# Given information start

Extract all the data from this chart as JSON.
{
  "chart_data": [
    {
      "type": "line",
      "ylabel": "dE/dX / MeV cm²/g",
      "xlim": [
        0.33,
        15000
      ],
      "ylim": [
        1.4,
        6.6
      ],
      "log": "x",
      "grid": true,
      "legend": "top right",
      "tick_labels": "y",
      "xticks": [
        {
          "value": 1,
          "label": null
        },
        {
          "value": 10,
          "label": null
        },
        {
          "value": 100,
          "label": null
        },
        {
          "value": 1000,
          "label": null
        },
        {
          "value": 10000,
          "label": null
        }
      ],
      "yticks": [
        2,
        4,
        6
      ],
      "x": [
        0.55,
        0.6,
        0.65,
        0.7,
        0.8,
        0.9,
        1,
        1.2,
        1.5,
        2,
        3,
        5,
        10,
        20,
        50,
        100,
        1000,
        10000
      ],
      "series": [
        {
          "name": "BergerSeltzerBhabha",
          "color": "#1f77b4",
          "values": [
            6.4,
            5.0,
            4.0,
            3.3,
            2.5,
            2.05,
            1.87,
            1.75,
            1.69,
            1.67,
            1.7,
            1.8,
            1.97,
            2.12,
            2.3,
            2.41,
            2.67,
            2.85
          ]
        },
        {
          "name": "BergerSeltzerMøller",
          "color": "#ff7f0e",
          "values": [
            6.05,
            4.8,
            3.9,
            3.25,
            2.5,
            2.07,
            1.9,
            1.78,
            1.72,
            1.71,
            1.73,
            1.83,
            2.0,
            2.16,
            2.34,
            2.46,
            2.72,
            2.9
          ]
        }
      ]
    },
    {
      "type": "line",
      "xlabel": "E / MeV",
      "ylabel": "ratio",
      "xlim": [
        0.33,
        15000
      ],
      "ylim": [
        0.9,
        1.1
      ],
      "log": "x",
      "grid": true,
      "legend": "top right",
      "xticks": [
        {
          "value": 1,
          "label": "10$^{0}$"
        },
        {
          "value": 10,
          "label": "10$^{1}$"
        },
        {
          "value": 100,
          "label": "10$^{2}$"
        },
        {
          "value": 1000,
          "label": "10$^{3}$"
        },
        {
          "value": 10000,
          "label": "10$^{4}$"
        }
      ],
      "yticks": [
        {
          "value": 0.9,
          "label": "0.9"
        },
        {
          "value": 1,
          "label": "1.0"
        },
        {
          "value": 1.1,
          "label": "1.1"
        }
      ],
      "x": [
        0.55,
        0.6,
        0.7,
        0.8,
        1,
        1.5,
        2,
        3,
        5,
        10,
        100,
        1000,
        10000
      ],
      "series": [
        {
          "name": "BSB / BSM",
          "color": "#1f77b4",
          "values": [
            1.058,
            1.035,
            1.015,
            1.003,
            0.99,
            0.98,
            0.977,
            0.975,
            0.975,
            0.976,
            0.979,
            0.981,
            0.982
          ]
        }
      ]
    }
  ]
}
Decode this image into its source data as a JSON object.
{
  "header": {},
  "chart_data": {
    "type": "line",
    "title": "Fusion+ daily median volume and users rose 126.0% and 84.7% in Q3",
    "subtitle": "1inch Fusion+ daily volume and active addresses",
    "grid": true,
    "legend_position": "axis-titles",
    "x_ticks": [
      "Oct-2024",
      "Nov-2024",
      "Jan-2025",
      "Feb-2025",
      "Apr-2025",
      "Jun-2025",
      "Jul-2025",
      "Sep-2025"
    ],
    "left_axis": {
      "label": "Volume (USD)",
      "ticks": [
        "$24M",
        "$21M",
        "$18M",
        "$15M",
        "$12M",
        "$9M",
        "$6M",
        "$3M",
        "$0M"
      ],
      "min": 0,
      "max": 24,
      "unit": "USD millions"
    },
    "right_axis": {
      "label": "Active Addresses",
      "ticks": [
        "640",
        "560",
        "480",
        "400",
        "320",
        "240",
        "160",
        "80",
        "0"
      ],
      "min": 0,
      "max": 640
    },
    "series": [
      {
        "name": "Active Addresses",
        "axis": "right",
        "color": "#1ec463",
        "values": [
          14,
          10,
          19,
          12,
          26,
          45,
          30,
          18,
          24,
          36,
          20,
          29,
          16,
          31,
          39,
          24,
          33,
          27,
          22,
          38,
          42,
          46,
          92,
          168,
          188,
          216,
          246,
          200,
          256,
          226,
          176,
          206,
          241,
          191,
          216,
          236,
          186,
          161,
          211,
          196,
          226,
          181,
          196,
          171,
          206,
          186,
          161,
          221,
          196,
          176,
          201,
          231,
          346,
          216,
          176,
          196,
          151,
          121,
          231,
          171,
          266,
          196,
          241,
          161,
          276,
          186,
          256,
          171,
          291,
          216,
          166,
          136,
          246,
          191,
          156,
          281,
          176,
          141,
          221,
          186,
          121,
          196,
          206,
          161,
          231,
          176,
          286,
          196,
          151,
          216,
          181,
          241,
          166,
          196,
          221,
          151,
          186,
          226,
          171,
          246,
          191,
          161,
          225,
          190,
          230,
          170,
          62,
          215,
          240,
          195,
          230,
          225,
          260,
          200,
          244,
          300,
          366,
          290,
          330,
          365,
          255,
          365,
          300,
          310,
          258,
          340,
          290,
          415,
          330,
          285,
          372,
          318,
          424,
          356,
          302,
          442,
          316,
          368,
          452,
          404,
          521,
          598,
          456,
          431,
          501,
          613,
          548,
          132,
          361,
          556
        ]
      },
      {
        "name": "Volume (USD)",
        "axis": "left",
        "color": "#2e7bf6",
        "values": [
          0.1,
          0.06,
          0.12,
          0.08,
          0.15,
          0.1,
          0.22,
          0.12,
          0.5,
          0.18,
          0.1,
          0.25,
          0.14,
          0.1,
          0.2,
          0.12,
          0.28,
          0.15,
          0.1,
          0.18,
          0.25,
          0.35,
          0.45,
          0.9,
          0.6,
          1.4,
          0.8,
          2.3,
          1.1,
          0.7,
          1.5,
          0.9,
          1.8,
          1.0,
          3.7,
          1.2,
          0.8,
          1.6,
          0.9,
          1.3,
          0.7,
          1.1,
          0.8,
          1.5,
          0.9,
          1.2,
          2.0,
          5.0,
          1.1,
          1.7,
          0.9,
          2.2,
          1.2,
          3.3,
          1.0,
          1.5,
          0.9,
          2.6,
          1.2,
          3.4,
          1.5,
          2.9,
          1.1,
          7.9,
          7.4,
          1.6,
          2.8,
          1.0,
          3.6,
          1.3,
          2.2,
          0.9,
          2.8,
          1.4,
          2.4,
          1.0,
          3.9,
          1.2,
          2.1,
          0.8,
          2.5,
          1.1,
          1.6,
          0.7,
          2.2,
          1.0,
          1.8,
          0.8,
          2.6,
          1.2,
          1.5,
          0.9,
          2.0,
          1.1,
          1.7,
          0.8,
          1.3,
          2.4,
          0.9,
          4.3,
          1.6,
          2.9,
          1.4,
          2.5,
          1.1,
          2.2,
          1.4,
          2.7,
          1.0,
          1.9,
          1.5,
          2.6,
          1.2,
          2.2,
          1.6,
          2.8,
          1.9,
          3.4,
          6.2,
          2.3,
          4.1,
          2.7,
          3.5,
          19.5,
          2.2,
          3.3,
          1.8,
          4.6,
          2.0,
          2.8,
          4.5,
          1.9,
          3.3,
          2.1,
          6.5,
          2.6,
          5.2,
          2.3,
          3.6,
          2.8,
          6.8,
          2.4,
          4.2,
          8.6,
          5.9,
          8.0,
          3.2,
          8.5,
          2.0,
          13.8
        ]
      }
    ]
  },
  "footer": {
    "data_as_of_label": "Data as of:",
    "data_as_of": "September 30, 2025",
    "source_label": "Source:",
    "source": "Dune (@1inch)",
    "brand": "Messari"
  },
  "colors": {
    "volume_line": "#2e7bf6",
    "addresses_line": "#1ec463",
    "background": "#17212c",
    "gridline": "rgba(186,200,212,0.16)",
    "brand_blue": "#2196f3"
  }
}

# Given information end

What you have to do => Indicate how many lines of the material contain the string "Fusion", giving the number and nothing more.

Reply => 2